━━━ Data for this exercise

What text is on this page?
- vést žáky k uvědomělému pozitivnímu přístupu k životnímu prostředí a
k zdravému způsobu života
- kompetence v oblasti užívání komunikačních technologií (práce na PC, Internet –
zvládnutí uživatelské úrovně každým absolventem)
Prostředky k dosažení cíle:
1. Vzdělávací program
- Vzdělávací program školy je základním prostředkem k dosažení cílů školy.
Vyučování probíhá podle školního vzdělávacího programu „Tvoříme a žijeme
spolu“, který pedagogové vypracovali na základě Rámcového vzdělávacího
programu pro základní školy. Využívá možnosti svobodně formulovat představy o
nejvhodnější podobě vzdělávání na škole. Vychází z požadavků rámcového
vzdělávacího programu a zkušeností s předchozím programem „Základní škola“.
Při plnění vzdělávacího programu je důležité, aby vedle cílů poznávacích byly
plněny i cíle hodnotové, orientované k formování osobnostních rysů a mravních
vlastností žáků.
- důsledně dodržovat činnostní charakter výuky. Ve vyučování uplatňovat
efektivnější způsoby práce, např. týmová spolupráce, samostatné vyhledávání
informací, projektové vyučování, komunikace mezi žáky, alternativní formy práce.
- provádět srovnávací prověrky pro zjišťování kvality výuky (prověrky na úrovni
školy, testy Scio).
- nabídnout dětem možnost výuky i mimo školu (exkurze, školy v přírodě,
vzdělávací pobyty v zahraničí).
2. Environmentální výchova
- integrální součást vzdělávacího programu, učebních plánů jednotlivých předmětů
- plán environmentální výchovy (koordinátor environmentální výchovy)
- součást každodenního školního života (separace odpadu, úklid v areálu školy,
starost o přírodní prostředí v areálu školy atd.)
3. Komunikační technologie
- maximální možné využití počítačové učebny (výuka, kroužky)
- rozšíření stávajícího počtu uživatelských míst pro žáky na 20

━━━━━━
━━━ Data for this exercise

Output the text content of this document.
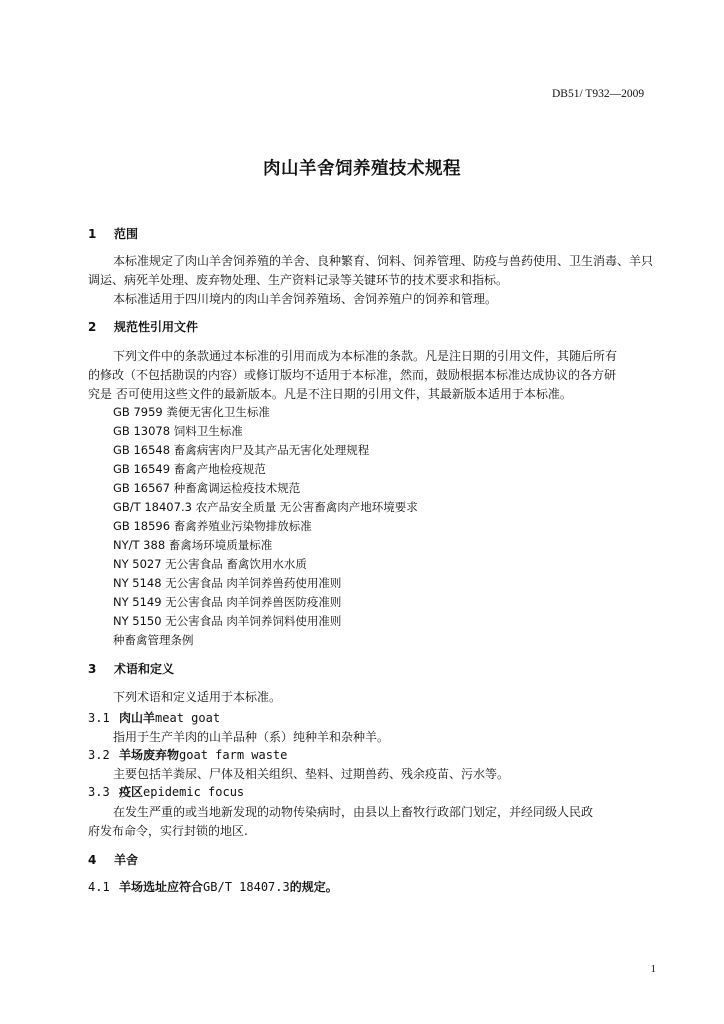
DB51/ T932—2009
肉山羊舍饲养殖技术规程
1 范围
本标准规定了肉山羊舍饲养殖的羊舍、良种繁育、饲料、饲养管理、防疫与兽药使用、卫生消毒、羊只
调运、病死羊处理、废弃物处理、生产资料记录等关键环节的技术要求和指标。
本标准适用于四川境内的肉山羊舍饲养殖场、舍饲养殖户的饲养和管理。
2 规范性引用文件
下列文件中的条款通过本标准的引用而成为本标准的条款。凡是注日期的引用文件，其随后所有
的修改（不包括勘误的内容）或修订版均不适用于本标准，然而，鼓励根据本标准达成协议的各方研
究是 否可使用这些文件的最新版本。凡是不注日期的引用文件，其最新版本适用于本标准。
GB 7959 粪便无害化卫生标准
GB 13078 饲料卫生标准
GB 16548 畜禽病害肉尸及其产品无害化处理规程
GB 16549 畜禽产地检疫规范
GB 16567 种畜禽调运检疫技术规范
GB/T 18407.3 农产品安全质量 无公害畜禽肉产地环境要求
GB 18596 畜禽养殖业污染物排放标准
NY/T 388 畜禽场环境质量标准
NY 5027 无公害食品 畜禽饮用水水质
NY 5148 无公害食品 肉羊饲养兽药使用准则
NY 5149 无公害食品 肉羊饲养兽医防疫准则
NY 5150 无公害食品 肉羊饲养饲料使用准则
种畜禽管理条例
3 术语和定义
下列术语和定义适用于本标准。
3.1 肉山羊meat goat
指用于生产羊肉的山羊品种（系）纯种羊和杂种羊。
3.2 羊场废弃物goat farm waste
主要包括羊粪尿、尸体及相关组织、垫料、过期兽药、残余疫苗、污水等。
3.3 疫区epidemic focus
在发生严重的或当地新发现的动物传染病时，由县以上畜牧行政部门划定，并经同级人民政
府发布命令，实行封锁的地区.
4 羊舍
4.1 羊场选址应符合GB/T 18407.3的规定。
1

━━━━━━

Gather each line from the entries above that includes the word "dosažení".

[Exercise result]:
Prostředky k dosažení cíle:
- Vzdělávací program školy je základním prostředkem k dosažení cílů školy.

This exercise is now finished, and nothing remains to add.